## PROBLEM DESCRIPTION
The records below are split into lines. How many of those lines contain the string "JSON"? Reply with the number only.

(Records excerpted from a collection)
* * *
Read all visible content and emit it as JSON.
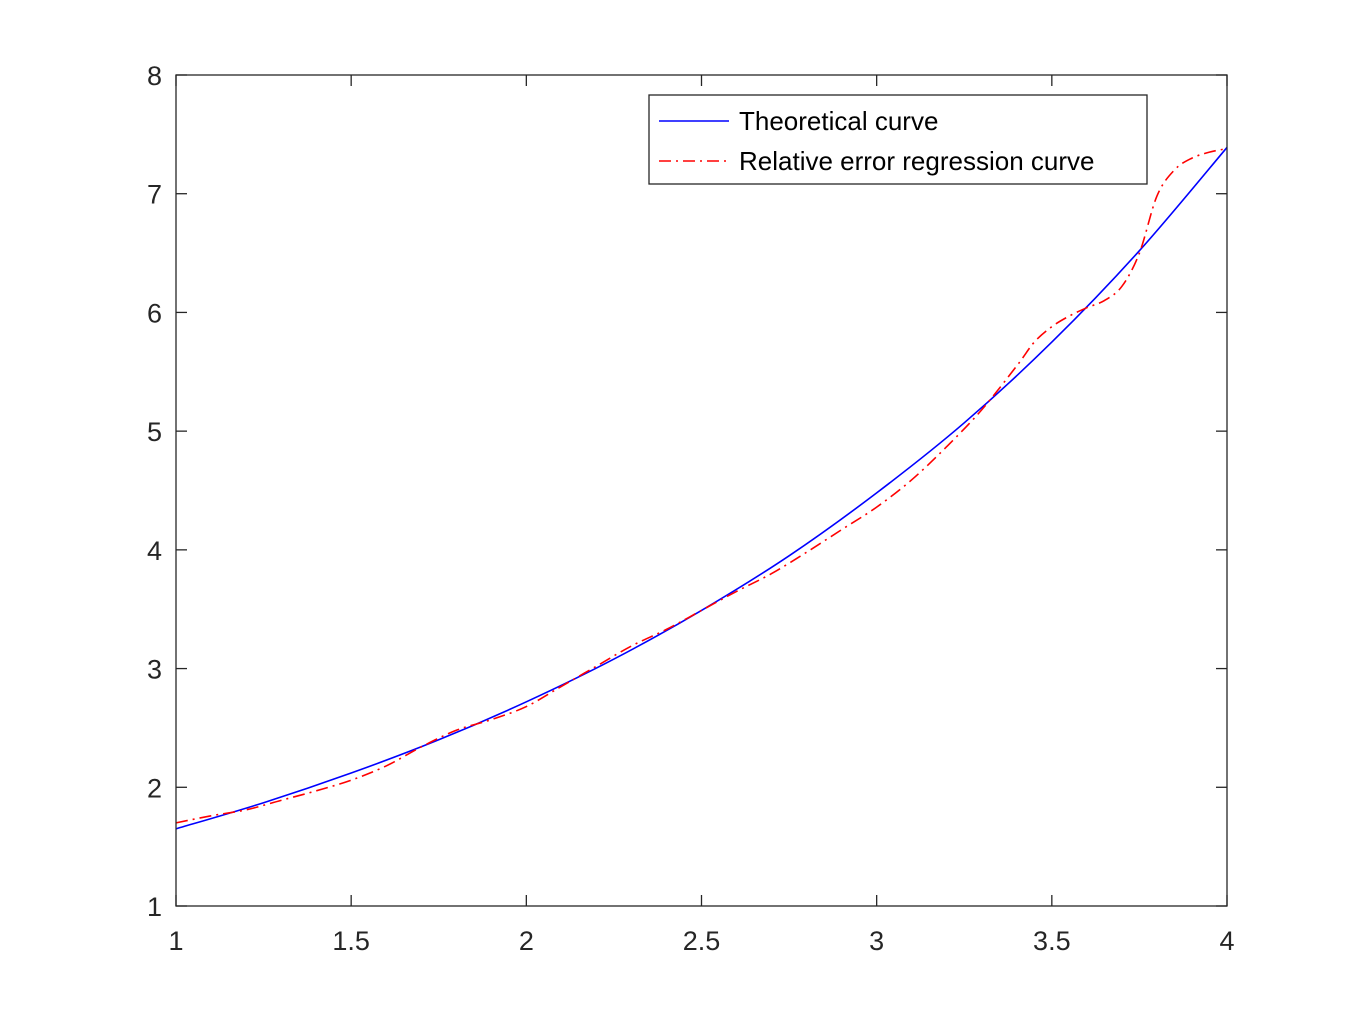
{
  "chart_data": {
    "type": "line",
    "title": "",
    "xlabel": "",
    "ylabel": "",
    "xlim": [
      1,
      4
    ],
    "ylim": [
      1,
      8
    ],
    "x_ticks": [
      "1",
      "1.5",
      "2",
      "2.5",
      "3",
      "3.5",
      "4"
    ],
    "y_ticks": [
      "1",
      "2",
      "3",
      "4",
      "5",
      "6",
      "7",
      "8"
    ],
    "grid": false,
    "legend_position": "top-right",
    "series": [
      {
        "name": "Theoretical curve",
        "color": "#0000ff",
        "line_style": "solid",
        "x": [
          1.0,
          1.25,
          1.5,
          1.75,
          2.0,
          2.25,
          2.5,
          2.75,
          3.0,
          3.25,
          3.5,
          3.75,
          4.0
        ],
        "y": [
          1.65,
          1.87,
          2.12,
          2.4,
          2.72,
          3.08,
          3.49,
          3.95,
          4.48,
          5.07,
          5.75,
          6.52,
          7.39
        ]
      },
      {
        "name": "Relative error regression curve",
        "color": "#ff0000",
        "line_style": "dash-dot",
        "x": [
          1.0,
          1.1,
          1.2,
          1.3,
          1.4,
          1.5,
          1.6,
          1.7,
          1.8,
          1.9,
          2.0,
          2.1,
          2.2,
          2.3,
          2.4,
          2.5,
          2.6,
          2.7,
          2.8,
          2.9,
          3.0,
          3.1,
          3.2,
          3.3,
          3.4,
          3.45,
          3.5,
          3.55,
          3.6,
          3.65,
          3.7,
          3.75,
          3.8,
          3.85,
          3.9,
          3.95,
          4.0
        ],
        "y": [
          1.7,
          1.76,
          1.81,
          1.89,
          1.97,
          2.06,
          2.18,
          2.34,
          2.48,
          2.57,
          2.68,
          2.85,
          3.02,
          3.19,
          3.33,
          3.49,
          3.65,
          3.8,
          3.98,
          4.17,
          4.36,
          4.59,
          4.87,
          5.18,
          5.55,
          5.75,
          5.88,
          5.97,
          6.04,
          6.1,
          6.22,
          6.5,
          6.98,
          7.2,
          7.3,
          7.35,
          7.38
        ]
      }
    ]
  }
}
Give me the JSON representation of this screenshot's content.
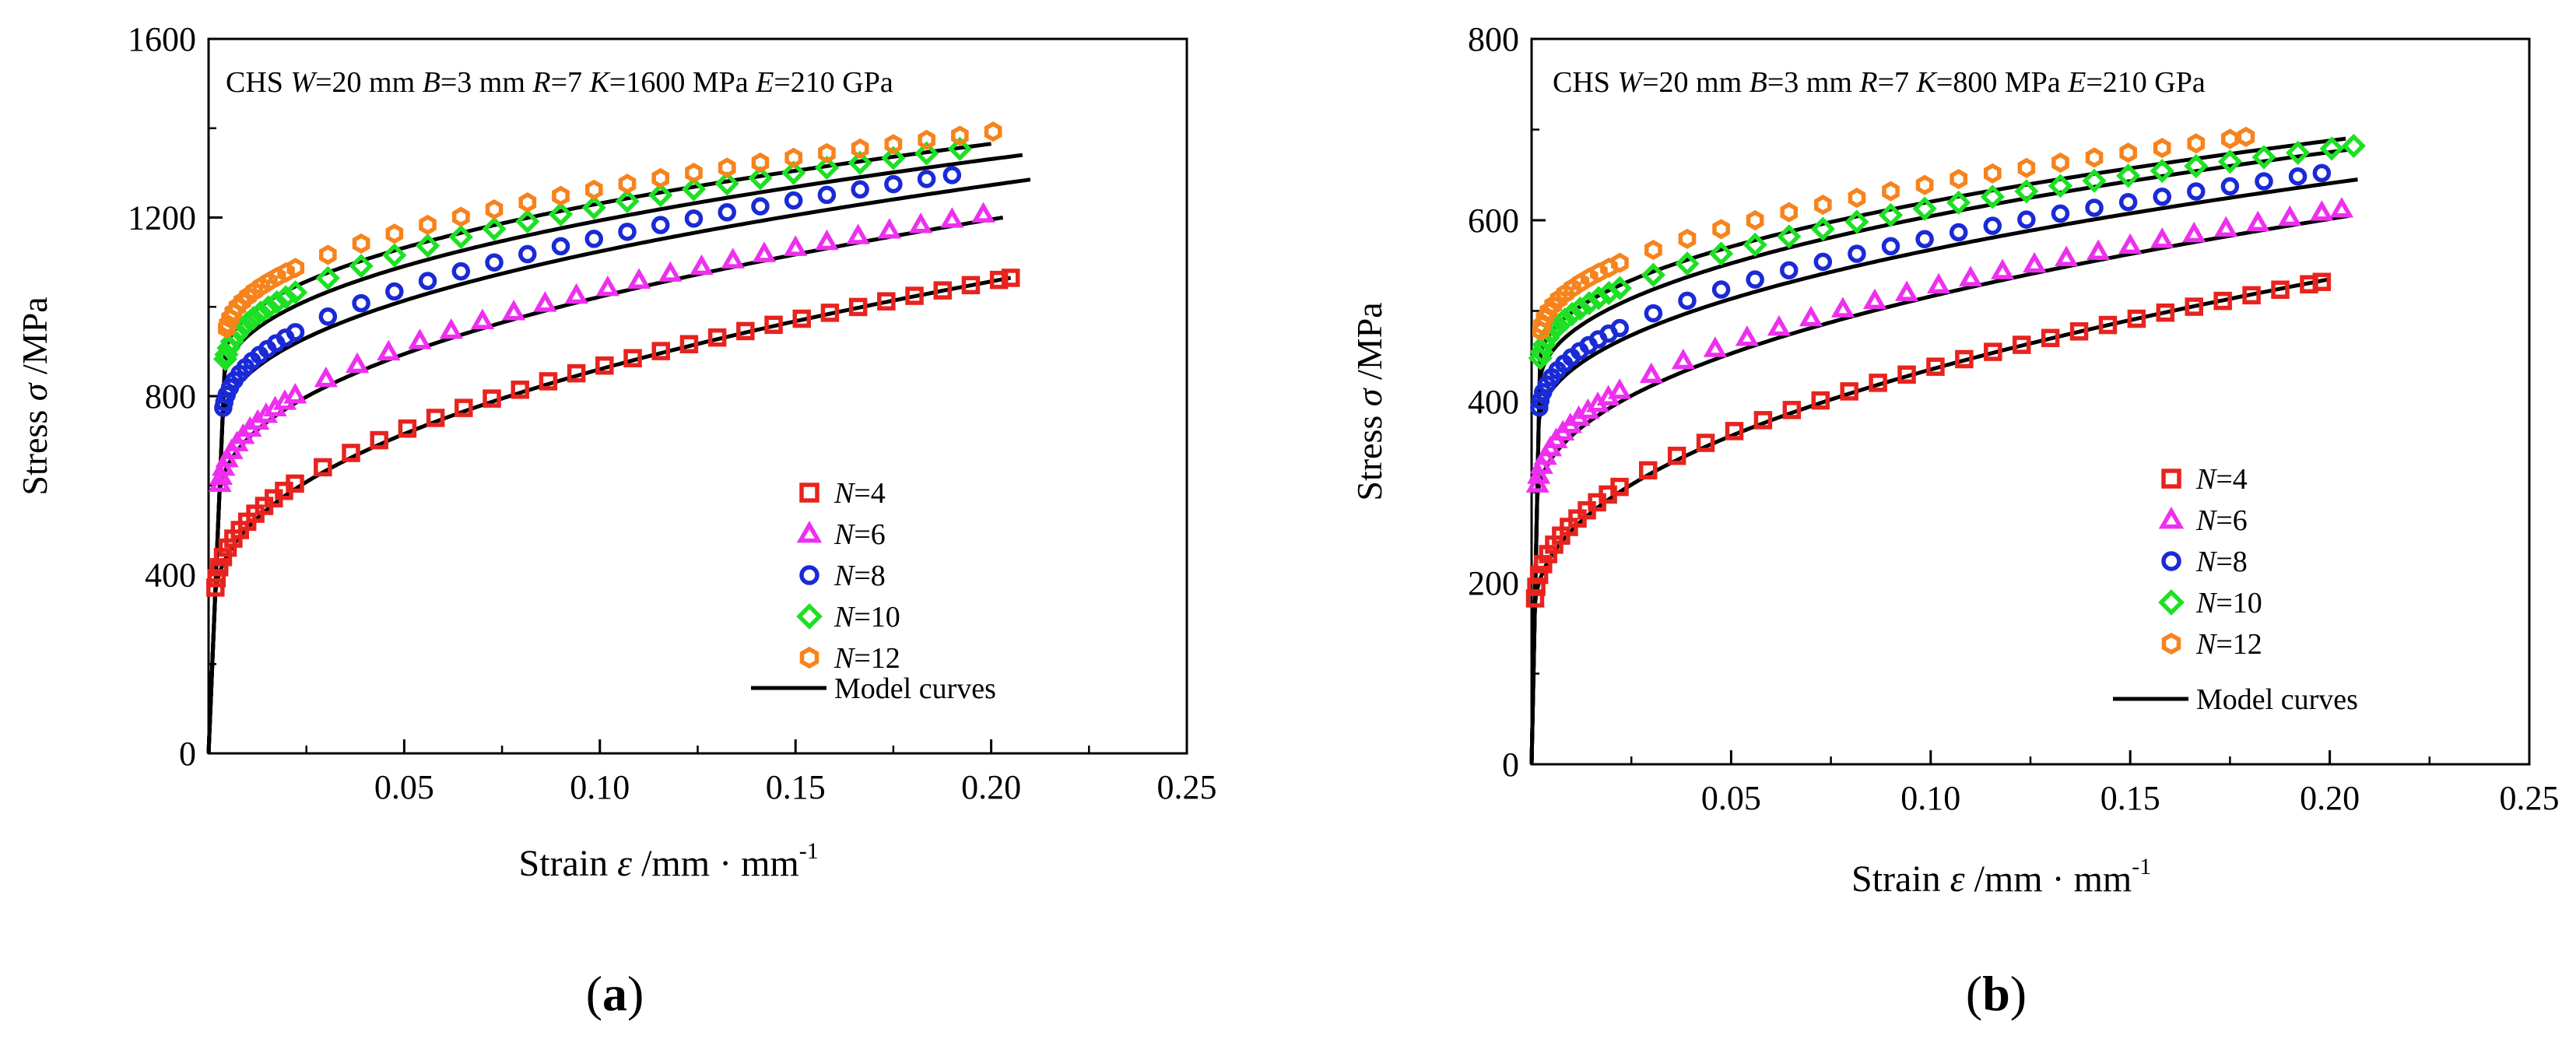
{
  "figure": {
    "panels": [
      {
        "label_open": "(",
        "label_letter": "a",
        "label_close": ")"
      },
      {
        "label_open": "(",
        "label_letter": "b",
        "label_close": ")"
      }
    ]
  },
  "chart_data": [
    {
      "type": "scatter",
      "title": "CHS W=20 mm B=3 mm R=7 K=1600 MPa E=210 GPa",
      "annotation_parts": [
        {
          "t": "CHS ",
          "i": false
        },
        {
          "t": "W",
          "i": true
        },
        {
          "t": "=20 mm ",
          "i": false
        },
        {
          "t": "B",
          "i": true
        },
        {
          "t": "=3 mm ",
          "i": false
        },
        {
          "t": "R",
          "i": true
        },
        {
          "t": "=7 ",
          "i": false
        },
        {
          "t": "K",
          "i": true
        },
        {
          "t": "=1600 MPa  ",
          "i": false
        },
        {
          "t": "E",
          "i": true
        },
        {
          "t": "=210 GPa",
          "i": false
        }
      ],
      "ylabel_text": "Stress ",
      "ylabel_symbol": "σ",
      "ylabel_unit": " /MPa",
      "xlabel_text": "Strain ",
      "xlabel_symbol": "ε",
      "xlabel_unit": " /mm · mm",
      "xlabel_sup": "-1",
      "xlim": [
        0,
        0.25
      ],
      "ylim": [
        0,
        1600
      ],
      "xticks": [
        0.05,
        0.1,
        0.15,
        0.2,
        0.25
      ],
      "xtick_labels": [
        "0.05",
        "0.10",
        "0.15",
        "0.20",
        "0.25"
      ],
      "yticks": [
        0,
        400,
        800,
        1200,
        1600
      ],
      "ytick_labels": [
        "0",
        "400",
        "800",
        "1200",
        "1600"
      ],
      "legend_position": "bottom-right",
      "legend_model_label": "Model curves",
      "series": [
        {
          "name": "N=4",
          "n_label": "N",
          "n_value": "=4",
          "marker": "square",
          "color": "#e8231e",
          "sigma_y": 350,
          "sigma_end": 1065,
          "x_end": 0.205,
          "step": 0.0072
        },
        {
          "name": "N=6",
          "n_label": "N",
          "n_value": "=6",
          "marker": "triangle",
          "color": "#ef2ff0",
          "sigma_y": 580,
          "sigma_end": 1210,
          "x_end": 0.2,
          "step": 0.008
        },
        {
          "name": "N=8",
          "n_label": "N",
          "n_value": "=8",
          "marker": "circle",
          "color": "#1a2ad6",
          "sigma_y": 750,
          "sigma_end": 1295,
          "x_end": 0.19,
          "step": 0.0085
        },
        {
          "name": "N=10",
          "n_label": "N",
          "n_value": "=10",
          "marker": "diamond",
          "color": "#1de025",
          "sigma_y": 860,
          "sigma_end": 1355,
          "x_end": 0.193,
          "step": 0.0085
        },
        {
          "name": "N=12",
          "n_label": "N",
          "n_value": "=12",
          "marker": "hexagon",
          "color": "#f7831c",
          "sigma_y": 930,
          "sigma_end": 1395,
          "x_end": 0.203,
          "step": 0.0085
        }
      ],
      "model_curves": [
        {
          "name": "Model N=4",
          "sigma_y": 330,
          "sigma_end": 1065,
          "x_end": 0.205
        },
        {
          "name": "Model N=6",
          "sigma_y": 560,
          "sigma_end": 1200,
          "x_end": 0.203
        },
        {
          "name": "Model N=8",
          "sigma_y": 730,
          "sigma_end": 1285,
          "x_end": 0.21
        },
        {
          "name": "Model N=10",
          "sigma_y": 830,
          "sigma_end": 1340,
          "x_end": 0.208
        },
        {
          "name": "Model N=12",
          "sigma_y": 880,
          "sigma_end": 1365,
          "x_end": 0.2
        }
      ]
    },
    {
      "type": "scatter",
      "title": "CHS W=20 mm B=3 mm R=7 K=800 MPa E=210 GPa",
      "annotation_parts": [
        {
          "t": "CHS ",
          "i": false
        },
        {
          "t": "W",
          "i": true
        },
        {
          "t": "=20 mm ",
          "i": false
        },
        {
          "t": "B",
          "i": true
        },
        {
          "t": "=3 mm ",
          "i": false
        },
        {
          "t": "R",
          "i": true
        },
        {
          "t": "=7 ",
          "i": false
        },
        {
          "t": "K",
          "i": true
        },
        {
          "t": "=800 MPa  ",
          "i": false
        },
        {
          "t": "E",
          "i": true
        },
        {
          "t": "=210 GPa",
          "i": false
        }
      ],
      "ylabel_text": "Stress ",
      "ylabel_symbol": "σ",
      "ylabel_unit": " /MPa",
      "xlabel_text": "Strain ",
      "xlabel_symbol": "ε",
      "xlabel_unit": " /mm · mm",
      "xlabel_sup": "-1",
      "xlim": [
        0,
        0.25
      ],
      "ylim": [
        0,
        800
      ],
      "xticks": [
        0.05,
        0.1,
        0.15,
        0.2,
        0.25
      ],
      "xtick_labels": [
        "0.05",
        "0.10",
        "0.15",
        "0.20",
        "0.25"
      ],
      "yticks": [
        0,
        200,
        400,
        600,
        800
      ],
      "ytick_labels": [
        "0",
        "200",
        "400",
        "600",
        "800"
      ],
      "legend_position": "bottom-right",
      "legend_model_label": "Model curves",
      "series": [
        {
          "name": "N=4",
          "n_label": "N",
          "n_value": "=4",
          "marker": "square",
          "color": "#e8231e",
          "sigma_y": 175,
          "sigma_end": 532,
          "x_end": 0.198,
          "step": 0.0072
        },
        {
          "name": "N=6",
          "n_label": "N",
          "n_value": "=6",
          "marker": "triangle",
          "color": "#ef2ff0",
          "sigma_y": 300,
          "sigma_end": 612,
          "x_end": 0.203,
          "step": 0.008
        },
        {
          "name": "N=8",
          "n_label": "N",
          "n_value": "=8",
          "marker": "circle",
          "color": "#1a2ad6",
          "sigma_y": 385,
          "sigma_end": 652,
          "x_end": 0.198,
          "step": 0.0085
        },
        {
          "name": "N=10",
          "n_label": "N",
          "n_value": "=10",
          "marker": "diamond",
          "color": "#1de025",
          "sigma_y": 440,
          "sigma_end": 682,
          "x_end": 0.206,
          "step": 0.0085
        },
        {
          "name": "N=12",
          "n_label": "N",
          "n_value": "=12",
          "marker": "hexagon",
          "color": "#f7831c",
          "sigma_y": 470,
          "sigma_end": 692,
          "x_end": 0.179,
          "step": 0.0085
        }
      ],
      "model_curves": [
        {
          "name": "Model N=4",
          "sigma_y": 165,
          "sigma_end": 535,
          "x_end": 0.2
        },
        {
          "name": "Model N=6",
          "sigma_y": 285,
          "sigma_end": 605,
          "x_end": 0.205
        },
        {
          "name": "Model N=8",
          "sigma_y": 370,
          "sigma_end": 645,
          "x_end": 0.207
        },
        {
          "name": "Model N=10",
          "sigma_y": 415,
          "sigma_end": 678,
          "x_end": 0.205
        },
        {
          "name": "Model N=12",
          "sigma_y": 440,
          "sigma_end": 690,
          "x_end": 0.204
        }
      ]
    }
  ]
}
* * *
## RESULT
2